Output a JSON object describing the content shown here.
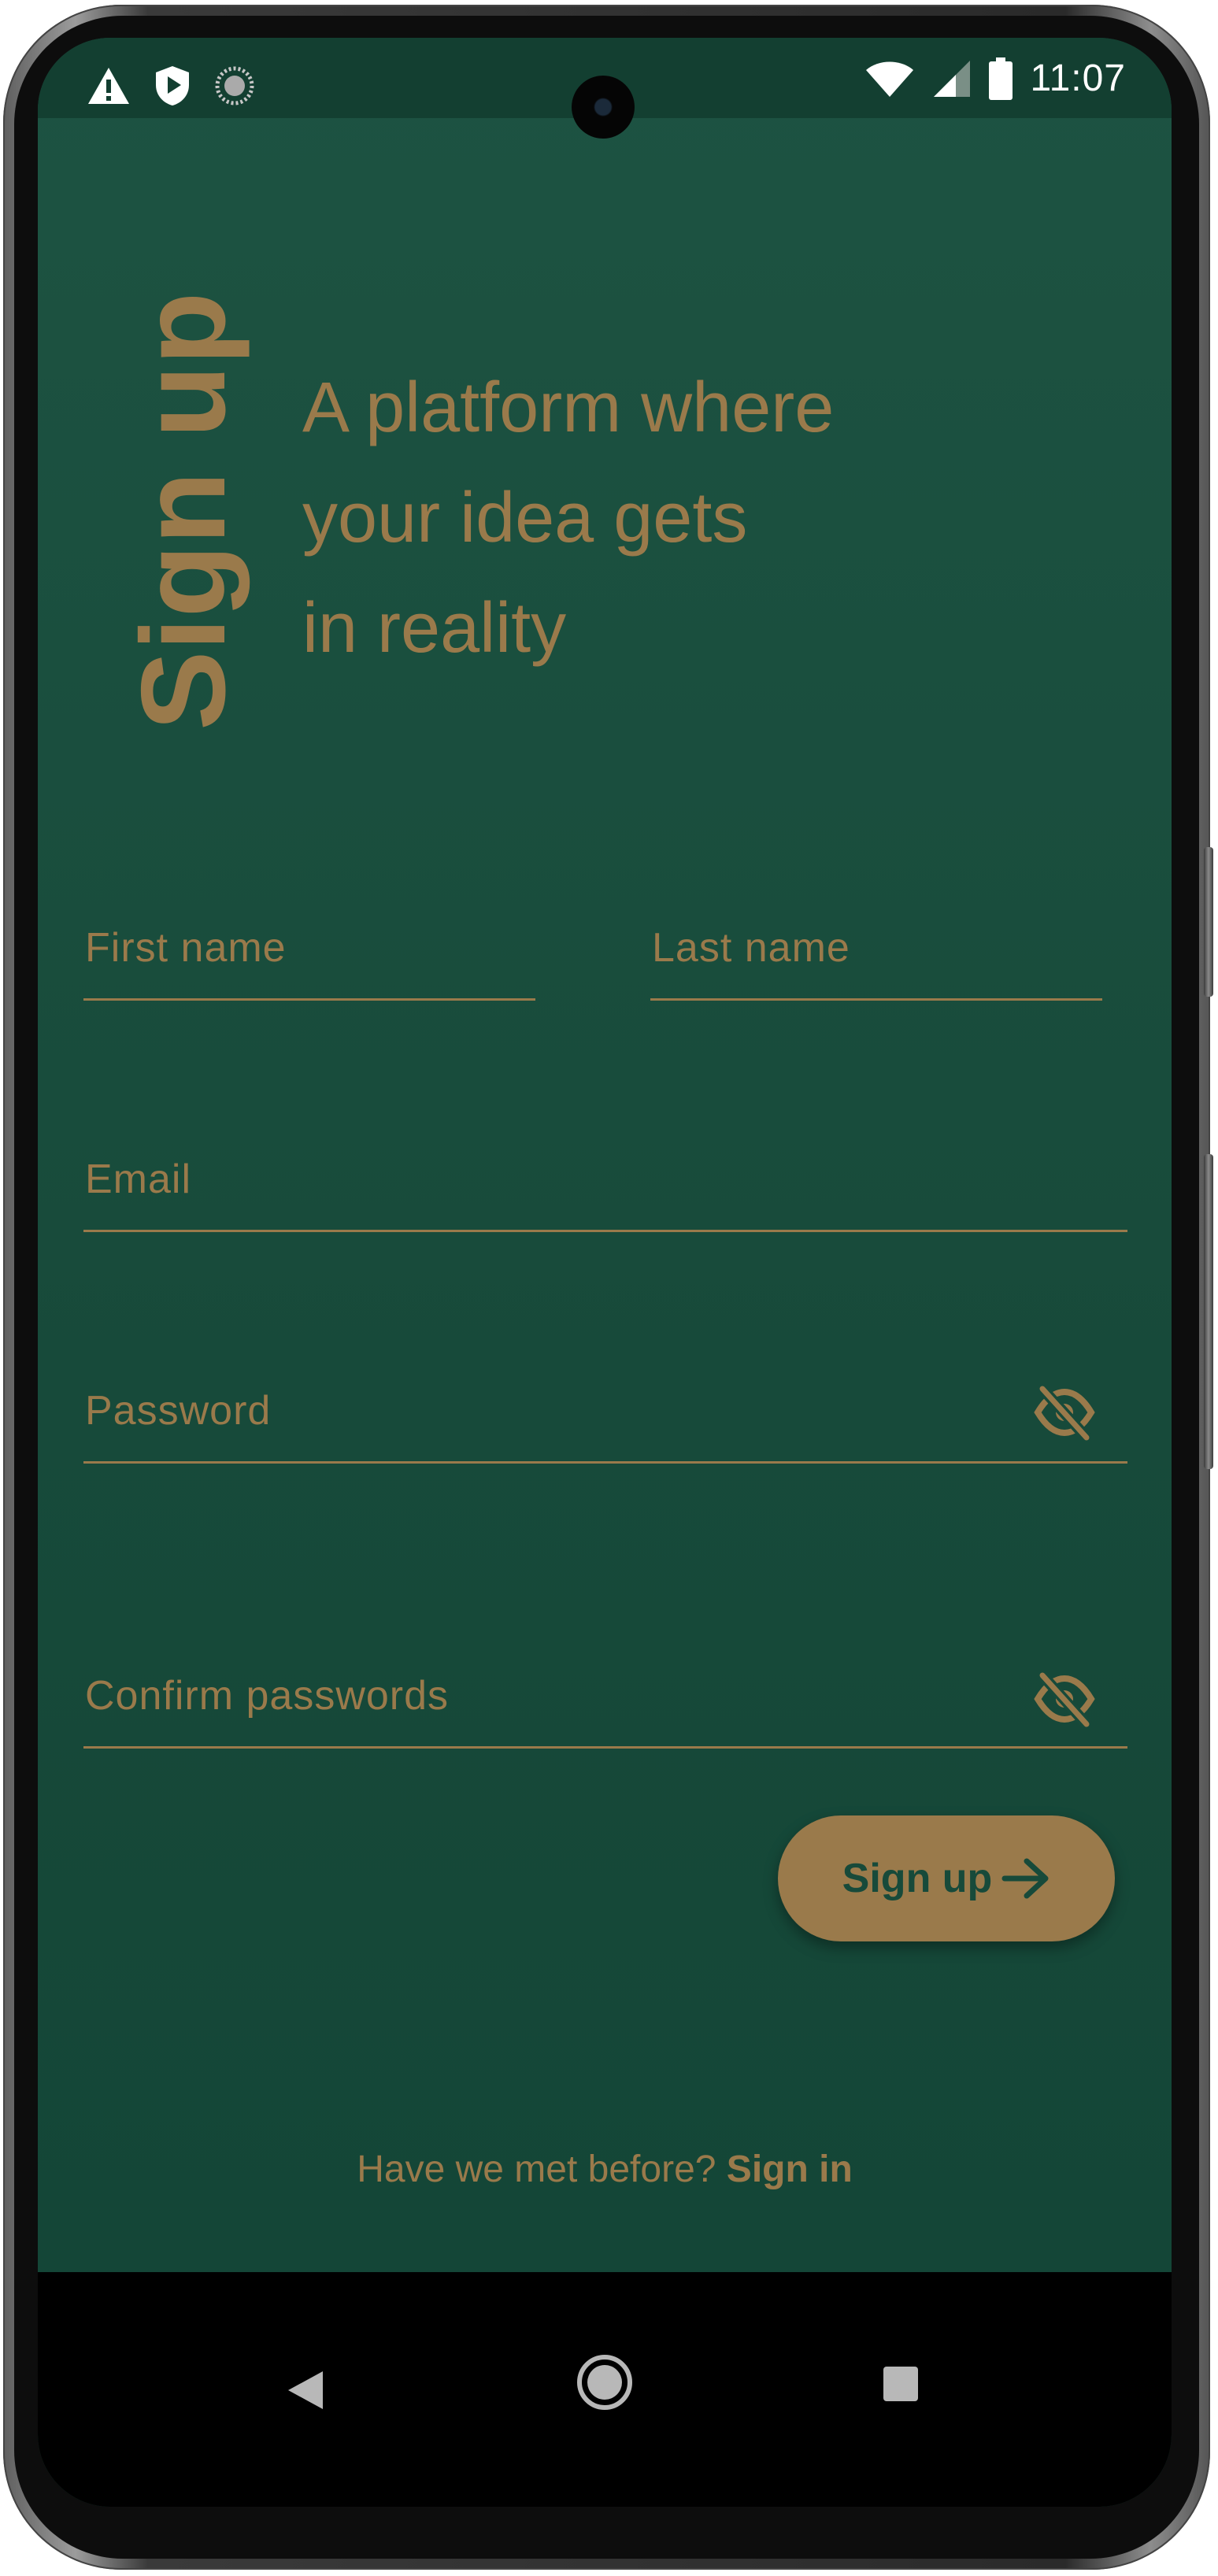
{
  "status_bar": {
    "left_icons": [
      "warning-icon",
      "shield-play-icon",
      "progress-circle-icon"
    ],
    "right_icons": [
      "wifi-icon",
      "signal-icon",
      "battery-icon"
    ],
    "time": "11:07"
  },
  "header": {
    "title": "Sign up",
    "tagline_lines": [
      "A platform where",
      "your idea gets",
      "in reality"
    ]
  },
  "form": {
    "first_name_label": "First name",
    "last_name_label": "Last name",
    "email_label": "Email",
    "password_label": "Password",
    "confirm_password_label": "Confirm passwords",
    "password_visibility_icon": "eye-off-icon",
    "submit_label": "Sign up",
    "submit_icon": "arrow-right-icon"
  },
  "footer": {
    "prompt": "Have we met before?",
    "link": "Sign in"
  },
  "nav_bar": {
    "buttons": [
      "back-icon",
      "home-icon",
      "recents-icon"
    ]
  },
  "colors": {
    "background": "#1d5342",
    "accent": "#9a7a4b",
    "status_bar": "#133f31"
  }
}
= = =
▶ Task
Set the listing down in full and exactly. Pictures within it should not appear in the copy.

▶ Output for this exercise
Output a JSON object describing the content shown here.
{
  "status_bar": {
    "left_icons": [
      "warning-icon",
      "shield-play-icon",
      "progress-circle-icon"
    ],
    "right_icons": [
      "wifi-icon",
      "signal-icon",
      "battery-icon"
    ],
    "time": "11:07"
  },
  "header": {
    "title": "Sign up",
    "tagline_lines": [
      "A platform where",
      "your idea gets",
      "in reality"
    ]
  },
  "form": {
    "first_name_label": "First name",
    "last_name_label": "Last name",
    "email_label": "Email",
    "password_label": "Password",
    "confirm_password_label": "Confirm passwords",
    "password_visibility_icon": "eye-off-icon",
    "submit_label": "Sign up",
    "submit_icon": "arrow-right-icon"
  },
  "footer": {
    "prompt": "Have we met before?",
    "link": "Sign in"
  },
  "nav_bar": {
    "buttons": [
      "back-icon",
      "home-icon",
      "recents-icon"
    ]
  },
  "colors": {
    "background": "#1d5342",
    "accent": "#9a7a4b",
    "status_bar": "#133f31"
  }
}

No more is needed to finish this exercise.